#### EXERCISE INSTRUCTIONS:
Select, from the material below, each line with "circle" in it.

* begin SUPPLIED DATA *

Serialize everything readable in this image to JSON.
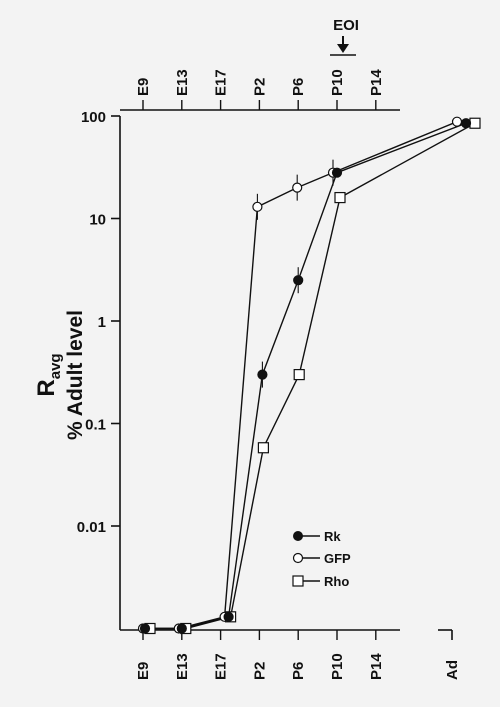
{
  "chart_data": {
    "type": "line",
    "title": "",
    "ylabel_line1": "R",
    "ylabel_sub": "avg",
    "ylabel_line2": "% Adult level",
    "y_scale": "log",
    "ylim": [
      0.001,
      100
    ],
    "y_ticks": [
      {
        "value": 100,
        "label": "100"
      },
      {
        "value": 10,
        "label": "10"
      },
      {
        "value": 1,
        "label": "1"
      },
      {
        "value": 0.1,
        "label": "0.1"
      },
      {
        "value": 0.01,
        "label": "0.01"
      }
    ],
    "x_ticks": [
      "E9",
      "E13",
      "E17",
      "P2",
      "P6",
      "P10",
      "P14"
    ],
    "x_extra_tick": "Ad",
    "annotation": "EOI",
    "series": [
      {
        "name": "Rk",
        "marker": "filled-circle",
        "points": [
          {
            "x": "E9",
            "y": 0.001
          },
          {
            "x": "E13",
            "y": 0.001
          },
          {
            "x": "E17",
            "y": 0.0013
          },
          {
            "x": "P2",
            "y": 0.3
          },
          {
            "x": "P6",
            "y": 2.5
          },
          {
            "x": "P10",
            "y": 28
          },
          {
            "x": "Ad",
            "y": 85
          }
        ]
      },
      {
        "name": "GFP",
        "marker": "open-circle",
        "points": [
          {
            "x": "E9",
            "y": 0.001
          },
          {
            "x": "E13",
            "y": 0.001
          },
          {
            "x": "E17",
            "y": 0.0013
          },
          {
            "x": "P2",
            "y": 13
          },
          {
            "x": "P6",
            "y": 20
          },
          {
            "x": "P10",
            "y": 28
          },
          {
            "x": "Ad",
            "y": 88
          }
        ]
      },
      {
        "name": "Rho",
        "marker": "open-square",
        "points": [
          {
            "x": "E9",
            "y": 0.001
          },
          {
            "x": "E13",
            "y": 0.001
          },
          {
            "x": "E17",
            "y": 0.0013
          },
          {
            "x": "P2",
            "y": 0.058
          },
          {
            "x": "P6",
            "y": 0.3
          },
          {
            "x": "P10",
            "y": 16
          },
          {
            "x": "Ad",
            "y": 85
          }
        ]
      }
    ]
  }
}
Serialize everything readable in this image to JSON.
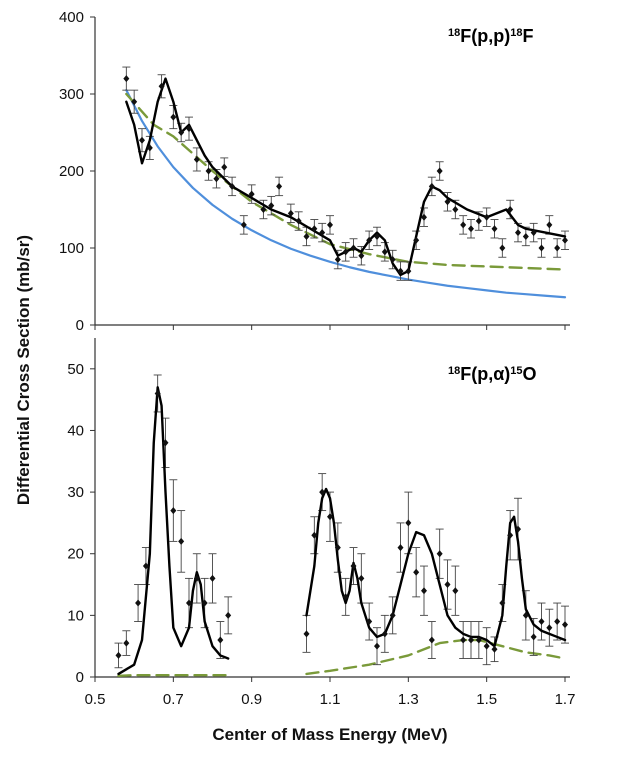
{
  "chart_data": [
    {
      "type": "scatter",
      "id": "top",
      "title": "18F(p,p)18F",
      "title_parts": [
        {
          "text": "18",
          "sup": true
        },
        {
          "text": "F(p,p)",
          "sup": false
        },
        {
          "text": "18",
          "sup": true
        },
        {
          "text": "F",
          "sup": false
        }
      ],
      "xlim": [
        0.5,
        1.7
      ],
      "ylim": [
        0,
        400
      ],
      "yticks": [
        "0",
        "100",
        "200",
        "300",
        "400"
      ],
      "colors": {
        "points": "#111111",
        "fit": "#000000",
        "dashed": "#7a9a3a",
        "coulomb": "#4f8fdc"
      },
      "points": {
        "x": [
          0.58,
          0.6,
          0.62,
          0.64,
          0.67,
          0.7,
          0.72,
          0.74,
          0.76,
          0.79,
          0.81,
          0.83,
          0.85,
          0.88,
          0.9,
          0.93,
          0.95,
          0.97,
          1.0,
          1.02,
          1.04,
          1.06,
          1.08,
          1.1,
          1.12,
          1.14,
          1.16,
          1.18,
          1.2,
          1.22,
          1.24,
          1.26,
          1.28,
          1.3,
          1.32,
          1.34,
          1.36,
          1.38,
          1.4,
          1.42,
          1.44,
          1.46,
          1.48,
          1.5,
          1.52,
          1.54,
          1.56,
          1.58,
          1.6,
          1.62,
          1.64,
          1.66,
          1.68,
          1.7
        ],
        "y": [
          320,
          290,
          240,
          230,
          310,
          270,
          250,
          255,
          215,
          200,
          190,
          205,
          180,
          130,
          170,
          150,
          155,
          180,
          145,
          135,
          115,
          125,
          120,
          130,
          85,
          95,
          100,
          90,
          110,
          115,
          95,
          85,
          70,
          70,
          110,
          140,
          180,
          200,
          160,
          150,
          130,
          125,
          135,
          140,
          125,
          100,
          150,
          120,
          115,
          120,
          100,
          130,
          100,
          110
        ],
        "err": [
          15,
          15,
          15,
          15,
          15,
          15,
          12,
          15,
          15,
          12,
          12,
          12,
          12,
          12,
          12,
          12,
          12,
          12,
          12,
          12,
          12,
          12,
          12,
          12,
          12,
          12,
          12,
          12,
          12,
          12,
          12,
          12,
          12,
          12,
          12,
          12,
          12,
          12,
          12,
          12,
          12,
          12,
          12,
          12,
          12,
          12,
          12,
          12,
          12,
          12,
          12,
          12,
          12,
          12
        ]
      },
      "fit_curve": {
        "x": [
          0.58,
          0.6,
          0.62,
          0.64,
          0.66,
          0.68,
          0.7,
          0.72,
          0.74,
          0.76,
          0.78,
          0.8,
          0.85,
          0.9,
          0.95,
          1.0,
          1.05,
          1.1,
          1.12,
          1.14,
          1.16,
          1.18,
          1.2,
          1.22,
          1.24,
          1.26,
          1.28,
          1.3,
          1.32,
          1.34,
          1.36,
          1.38,
          1.4,
          1.45,
          1.5,
          1.55,
          1.58,
          1.6,
          1.65,
          1.7
        ],
        "y": [
          290,
          260,
          210,
          240,
          290,
          320,
          290,
          250,
          260,
          240,
          220,
          205,
          180,
          165,
          150,
          140,
          125,
          110,
          90,
          95,
          100,
          95,
          110,
          120,
          110,
          80,
          65,
          70,
          115,
          160,
          180,
          175,
          165,
          150,
          140,
          150,
          130,
          125,
          120,
          115
        ]
      },
      "dashed_curve": {
        "x": [
          0.58,
          0.65,
          0.7,
          0.8,
          0.9,
          1.0,
          1.1,
          1.2,
          1.3,
          1.4,
          1.5,
          1.6,
          1.7
        ],
        "y": [
          300,
          260,
          245,
          200,
          160,
          130,
          105,
          92,
          82,
          78,
          76,
          74,
          72
        ]
      },
      "coulomb_curve": {
        "x": [
          0.58,
          0.62,
          0.66,
          0.7,
          0.75,
          0.8,
          0.85,
          0.9,
          0.95,
          1.0,
          1.05,
          1.1,
          1.15,
          1.2,
          1.25,
          1.3,
          1.35,
          1.4,
          1.45,
          1.5,
          1.55,
          1.6,
          1.65,
          1.7
        ],
        "y": [
          305,
          265,
          232,
          205,
          178,
          156,
          138,
          123,
          110,
          99,
          90,
          82,
          75,
          69,
          64,
          59,
          55,
          51,
          48,
          45,
          42,
          40,
          38,
          36
        ]
      }
    },
    {
      "type": "scatter",
      "id": "bottom",
      "title": "18F(p,α)15O",
      "title_parts": [
        {
          "text": "18",
          "sup": true
        },
        {
          "text": "F(p,α)",
          "sup": false
        },
        {
          "text": "15",
          "sup": true
        },
        {
          "text": "O",
          "sup": false
        }
      ],
      "xlim": [
        0.5,
        1.7
      ],
      "ylim": [
        0,
        55
      ],
      "yticks": [
        "0",
        "10",
        "20",
        "30",
        "40",
        "50"
      ],
      "xticks": [
        "0.5",
        "0.7",
        "0.9",
        "1.1",
        "1.3",
        "1.5",
        "1.7"
      ],
      "xlabel": "Center of Mass Energy (MeV)",
      "colors": {
        "points": "#111111",
        "fit": "#000000",
        "dashed": "#7a9a3a"
      },
      "points": {
        "x": [
          0.56,
          0.58,
          0.61,
          0.63,
          0.66,
          0.68,
          0.7,
          0.72,
          0.74,
          0.76,
          0.78,
          0.8,
          0.82,
          0.84,
          1.04,
          1.06,
          1.08,
          1.1,
          1.12,
          1.14,
          1.16,
          1.18,
          1.2,
          1.22,
          1.24,
          1.26,
          1.28,
          1.3,
          1.32,
          1.34,
          1.36,
          1.38,
          1.4,
          1.42,
          1.44,
          1.46,
          1.48,
          1.5,
          1.52,
          1.54,
          1.56,
          1.58,
          1.6,
          1.62,
          1.64,
          1.66,
          1.68,
          1.7
        ],
        "y": [
          3.5,
          5.5,
          12,
          18,
          46,
          38,
          27,
          22,
          12,
          16,
          12,
          16,
          6,
          10,
          7,
          23,
          30,
          26,
          21,
          13,
          18,
          16,
          9,
          5,
          7,
          10,
          21,
          25,
          17,
          14,
          6,
          20,
          15,
          14,
          6,
          6,
          6,
          5,
          4.5,
          12,
          23,
          24,
          10,
          6.5,
          9,
          8,
          9,
          8.5
        ],
        "err": [
          2,
          2,
          3,
          3,
          3,
          4,
          5,
          5,
          4,
          4,
          4,
          4,
          3,
          3,
          3,
          3,
          3,
          4,
          4,
          3,
          3,
          4,
          3,
          3,
          3,
          3,
          4,
          5,
          4,
          4,
          3,
          4,
          4,
          4,
          3,
          3,
          3,
          3,
          2,
          3,
          4,
          5,
          4,
          3,
          3,
          3,
          3,
          3
        ]
      },
      "fit_curve_low": {
        "x": [
          0.56,
          0.6,
          0.62,
          0.64,
          0.65,
          0.66,
          0.67,
          0.68,
          0.69,
          0.7,
          0.72,
          0.74,
          0.75,
          0.76,
          0.77,
          0.78,
          0.8,
          0.82,
          0.84
        ],
        "y": [
          0.5,
          2,
          6,
          20,
          38,
          47,
          44,
          30,
          18,
          8,
          5,
          8,
          14,
          17,
          15,
          9,
          5,
          3.5,
          3
        ]
      },
      "fit_curve_high": {
        "x": [
          1.04,
          1.06,
          1.07,
          1.08,
          1.09,
          1.1,
          1.11,
          1.12,
          1.13,
          1.14,
          1.15,
          1.16,
          1.17,
          1.18,
          1.2,
          1.22,
          1.24,
          1.26,
          1.28,
          1.3,
          1.32,
          1.34,
          1.36,
          1.38,
          1.4,
          1.42,
          1.44,
          1.46,
          1.48,
          1.5,
          1.52,
          1.54,
          1.55,
          1.56,
          1.57,
          1.58,
          1.59,
          1.6,
          1.62,
          1.64,
          1.66,
          1.68,
          1.7
        ],
        "y": [
          10,
          18,
          25,
          29,
          30.5,
          29,
          25,
          19,
          14,
          12,
          14,
          18.5,
          16,
          12,
          8,
          6.5,
          7,
          10,
          15,
          20,
          23.5,
          23,
          20,
          15,
          10,
          8,
          7,
          6.5,
          6.5,
          6,
          5,
          10,
          18,
          25,
          26,
          22,
          16,
          11,
          8.5,
          7.5,
          7,
          6.5,
          6
        ]
      },
      "dashed_curve_low": {
        "x": [
          0.56,
          0.6,
          0.7,
          0.8,
          0.84
        ],
        "y": [
          0.2,
          0.3,
          0.3,
          0.3,
          0.3
        ]
      },
      "dashed_curve_high": {
        "x": [
          1.04,
          1.1,
          1.2,
          1.3,
          1.38,
          1.44,
          1.48,
          1.54,
          1.6,
          1.66,
          1.7
        ],
        "y": [
          0.5,
          1,
          2,
          3.5,
          5.5,
          6,
          6,
          5,
          4,
          3.5,
          3
        ]
      }
    }
  ],
  "shared": {
    "ylabel": "Differential Cross Section (mb/sr)"
  }
}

* end SUPPLIED DATA *

#### COMPLETED TASK:
        "marker": "filled-circle",
        "marker": "open-circle",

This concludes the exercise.